— start of INPUT ROWS —

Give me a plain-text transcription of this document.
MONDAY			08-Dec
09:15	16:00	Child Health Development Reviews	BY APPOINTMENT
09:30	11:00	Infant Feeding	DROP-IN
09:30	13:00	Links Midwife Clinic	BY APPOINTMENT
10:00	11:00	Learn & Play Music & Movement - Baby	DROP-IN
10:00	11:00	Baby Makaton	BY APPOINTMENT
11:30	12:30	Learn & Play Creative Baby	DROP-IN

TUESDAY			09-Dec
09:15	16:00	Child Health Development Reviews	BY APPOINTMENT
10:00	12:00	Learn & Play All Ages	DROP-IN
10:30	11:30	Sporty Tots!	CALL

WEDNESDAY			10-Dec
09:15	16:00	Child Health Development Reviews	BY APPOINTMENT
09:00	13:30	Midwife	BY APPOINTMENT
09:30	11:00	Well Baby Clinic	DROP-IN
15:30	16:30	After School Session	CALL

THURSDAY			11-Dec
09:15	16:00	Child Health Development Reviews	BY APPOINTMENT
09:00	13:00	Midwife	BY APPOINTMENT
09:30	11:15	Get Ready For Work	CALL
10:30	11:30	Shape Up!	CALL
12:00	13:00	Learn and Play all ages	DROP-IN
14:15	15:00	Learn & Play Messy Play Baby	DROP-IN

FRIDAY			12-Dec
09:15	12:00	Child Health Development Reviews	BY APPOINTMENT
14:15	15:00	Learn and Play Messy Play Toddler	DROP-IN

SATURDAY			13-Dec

— end of INPUT ROWS —

#### TASK DIRECTIONS
Reproduce each line holding the word "Clinic".

#### WORKED ANSWER
09:30	13:00	Links Midwife Clinic	BY APPOINTMENT
09:30	11:00	Well Baby Clinic	DROP-IN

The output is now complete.